**Task brief:**
Repeat exactly each line of the data provided below.

**The data:**
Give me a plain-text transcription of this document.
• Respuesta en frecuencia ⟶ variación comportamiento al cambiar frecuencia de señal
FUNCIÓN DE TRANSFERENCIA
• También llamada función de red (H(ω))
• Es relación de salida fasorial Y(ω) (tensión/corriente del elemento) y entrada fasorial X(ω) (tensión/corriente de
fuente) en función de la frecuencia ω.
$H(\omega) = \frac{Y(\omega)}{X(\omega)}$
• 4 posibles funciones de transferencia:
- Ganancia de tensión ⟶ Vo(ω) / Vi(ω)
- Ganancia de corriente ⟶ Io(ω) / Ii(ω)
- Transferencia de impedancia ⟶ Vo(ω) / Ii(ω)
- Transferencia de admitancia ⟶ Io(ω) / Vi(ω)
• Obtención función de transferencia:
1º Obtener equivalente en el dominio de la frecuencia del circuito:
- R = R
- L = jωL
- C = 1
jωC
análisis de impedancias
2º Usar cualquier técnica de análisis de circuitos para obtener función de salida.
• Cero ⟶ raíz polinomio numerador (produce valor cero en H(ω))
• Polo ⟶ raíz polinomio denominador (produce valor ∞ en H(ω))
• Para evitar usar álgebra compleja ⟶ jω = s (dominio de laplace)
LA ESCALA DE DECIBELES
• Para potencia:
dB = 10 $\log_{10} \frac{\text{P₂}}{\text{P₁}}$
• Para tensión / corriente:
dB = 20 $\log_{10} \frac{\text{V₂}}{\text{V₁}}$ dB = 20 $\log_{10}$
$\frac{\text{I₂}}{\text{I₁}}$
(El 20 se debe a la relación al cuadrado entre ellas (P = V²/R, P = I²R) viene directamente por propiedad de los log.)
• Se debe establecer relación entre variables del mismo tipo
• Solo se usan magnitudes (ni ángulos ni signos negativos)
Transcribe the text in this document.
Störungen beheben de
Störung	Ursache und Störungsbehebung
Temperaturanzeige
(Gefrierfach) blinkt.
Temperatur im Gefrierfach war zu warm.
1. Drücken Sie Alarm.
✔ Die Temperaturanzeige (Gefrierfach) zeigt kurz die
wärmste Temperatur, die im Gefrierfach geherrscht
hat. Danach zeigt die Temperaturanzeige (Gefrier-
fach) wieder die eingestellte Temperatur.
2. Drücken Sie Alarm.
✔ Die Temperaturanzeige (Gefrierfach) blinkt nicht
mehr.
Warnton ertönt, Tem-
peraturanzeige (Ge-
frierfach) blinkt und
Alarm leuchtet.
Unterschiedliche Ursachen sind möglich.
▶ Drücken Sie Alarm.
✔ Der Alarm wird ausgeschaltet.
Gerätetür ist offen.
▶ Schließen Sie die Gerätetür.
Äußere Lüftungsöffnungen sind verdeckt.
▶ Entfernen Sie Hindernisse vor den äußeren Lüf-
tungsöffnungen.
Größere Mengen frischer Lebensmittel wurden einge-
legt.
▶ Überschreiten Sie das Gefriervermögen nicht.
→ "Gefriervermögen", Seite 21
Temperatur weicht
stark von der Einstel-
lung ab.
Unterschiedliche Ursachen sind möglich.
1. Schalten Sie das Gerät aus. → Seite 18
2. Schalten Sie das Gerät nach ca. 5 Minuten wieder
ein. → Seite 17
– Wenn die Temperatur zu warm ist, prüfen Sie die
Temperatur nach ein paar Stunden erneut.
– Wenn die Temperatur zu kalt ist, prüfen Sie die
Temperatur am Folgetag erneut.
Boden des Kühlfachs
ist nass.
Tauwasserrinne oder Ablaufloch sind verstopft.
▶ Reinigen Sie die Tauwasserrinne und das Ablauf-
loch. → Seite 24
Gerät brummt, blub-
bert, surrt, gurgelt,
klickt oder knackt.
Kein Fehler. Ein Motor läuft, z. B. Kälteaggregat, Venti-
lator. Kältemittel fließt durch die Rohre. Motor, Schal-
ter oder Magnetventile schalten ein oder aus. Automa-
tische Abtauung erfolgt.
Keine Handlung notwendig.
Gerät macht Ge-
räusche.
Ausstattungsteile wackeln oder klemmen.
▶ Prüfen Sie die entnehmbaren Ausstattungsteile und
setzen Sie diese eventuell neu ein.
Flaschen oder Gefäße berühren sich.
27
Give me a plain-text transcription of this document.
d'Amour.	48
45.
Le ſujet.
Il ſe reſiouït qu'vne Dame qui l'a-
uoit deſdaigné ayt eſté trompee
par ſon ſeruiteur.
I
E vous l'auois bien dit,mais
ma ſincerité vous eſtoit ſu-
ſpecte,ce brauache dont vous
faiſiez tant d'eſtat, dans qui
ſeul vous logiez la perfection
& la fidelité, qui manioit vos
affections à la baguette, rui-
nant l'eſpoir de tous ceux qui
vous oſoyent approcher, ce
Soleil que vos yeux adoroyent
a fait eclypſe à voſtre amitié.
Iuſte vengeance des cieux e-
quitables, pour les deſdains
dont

**Response:**
Give me a plain-text transcription of this document.
• Respuesta en frecuencia ⟶ variación comportamiento al cambiar frecuencia de señal
FUNCIÓN DE TRANSFERENCIA
• También llamada función de red (H(ω))
• Es relación de salida fasorial Y(ω) (tensión/corriente del elemento) y entrada fasorial X(ω) (tensión/corriente de
fuente) en función de la frecuencia ω.
$H(\omega) = \frac{Y(\omega)}{X(\omega)}$
• 4 posibles funciones de transferencia:
- Ganancia de tensión ⟶ Vo(ω) / Vi(ω)
- Ganancia de corriente ⟶ Io(ω) / Ii(ω)
- Transferencia de impedancia ⟶ Vo(ω) / Ii(ω)
- Transferencia de admitancia ⟶ Io(ω) / Vi(ω)
• Obtención función de transferencia:
1º Obtener equivalente en el dominio de la frecuencia del circuito:
- R = R
- L = jωL
- C = 1
jωC
análisis de impedancias
2º Usar cualquier técnica de análisis de circuitos para obtener función de salida.
• Cero ⟶ raíz polinomio numerador (produce valor cero en H(ω))
• Polo ⟶ raíz polinomio denominador (produce valor ∞ en H(ω))
• Para evitar usar álgebra compleja ⟶ jω = s (dominio de laplace)
LA ESCALA DE DECIBELES
• Para potencia:
dB = 10 $\log_{10} \frac{\text{P₂}}{\text{P₁}}$
• Para tensión / corriente:
dB = 20 $\log_{10} \frac{\text{V₂}}{\text{V₁}}$ dB = 20 $\log_{10}$
$\frac{\text{I₂}}{\text{I₁}}$
(El 20 se debe a la relación al cuadrado entre ellas (P = V²/R, P = I²R) viene directamente por propiedad de los log.)
• Se debe establecer relación entre variables del mismo tipo
• Solo se usan magnitudes (ni ángulos ni signos negativos)
Transcribe the text in this document.
Störungen beheben de
Störung	Ursache und Störungsbehebung
Temperaturanzeige
(Gefrierfach) blinkt.
Temperatur im Gefrierfach war zu warm.
1. Drücken Sie Alarm.
✔ Die Temperaturanzeige (Gefrierfach) zeigt kurz die
wärmste Temperatur, die im Gefrierfach geherrscht
hat. Danach zeigt die Temperaturanzeige (Gefrier-
fach) wieder die eingestellte Temperatur.
2. Drücken Sie Alarm.
✔ Die Temperaturanzeige (Gefrierfach) blinkt nicht
mehr.
Warnton ertönt, Tem-
peraturanzeige (Ge-
frierfach) blinkt und
Alarm leuchtet.
Unterschiedliche Ursachen sind möglich.
▶ Drücken Sie Alarm.
✔ Der Alarm wird ausgeschaltet.
Gerätetür ist offen.
▶ Schließen Sie die Gerätetür.
Äußere Lüftungsöffnungen sind verdeckt.
▶ Entfernen Sie Hindernisse vor den äußeren Lüf-
tungsöffnungen.
Größere Mengen frischer Lebensmittel wurden einge-
legt.
▶ Überschreiten Sie das Gefriervermögen nicht.
→ "Gefriervermögen", Seite 21
Temperatur weicht
stark von der Einstel-
lung ab.
Unterschiedliche Ursachen sind möglich.
1. Schalten Sie das Gerät aus. → Seite 18
2. Schalten Sie das Gerät nach ca. 5 Minuten wieder
ein. → Seite 17
– Wenn die Temperatur zu warm ist, prüfen Sie die
Temperatur nach ein paar Stunden erneut.
– Wenn die Temperatur zu kalt ist, prüfen Sie die
Temperatur am Folgetag erneut.
Boden des Kühlfachs
ist nass.
Tauwasserrinne oder Ablaufloch sind verstopft.
▶ Reinigen Sie die Tauwasserrinne und das Ablauf-
loch. → Seite 24
Gerät brummt, blub-
bert, surrt, gurgelt,
klickt oder knackt.
Kein Fehler. Ein Motor läuft, z. B. Kälteaggregat, Venti-
lator. Kältemittel fließt durch die Rohre. Motor, Schal-
ter oder Magnetventile schalten ein oder aus. Automa-
tische Abtauung erfolgt.
Keine Handlung notwendig.
Gerät macht Ge-
räusche.
Ausstattungsteile wackeln oder klemmen.
▶ Prüfen Sie die entnehmbaren Ausstattungsteile und
setzen Sie diese eventuell neu ein.
Flaschen oder Gefäße berühren sich.
27
Give me a plain-text transcription of this document.
d'Amour.	48
45.
Le ſujet.
Il ſe reſiouït qu'vne Dame qui l'a-
uoit deſdaigné ayt eſté trompee
par ſon ſeruiteur.
I
E vous l'auois bien dit,mais
ma ſincerité vous eſtoit ſu-
ſpecte,ce brauache dont vous
faiſiez tant d'eſtat, dans qui
ſeul vous logiez la perfection
& la fidelité, qui manioit vos
affections à la baguette, rui-
nant l'eſpoir de tous ceux qui
vous oſoyent approcher, ce
Soleil que vos yeux adoroyent
a fait eclypſe à voſtre amitié.
Iuſte vengeance des cieux e-
quitables, pour les deſdains
dont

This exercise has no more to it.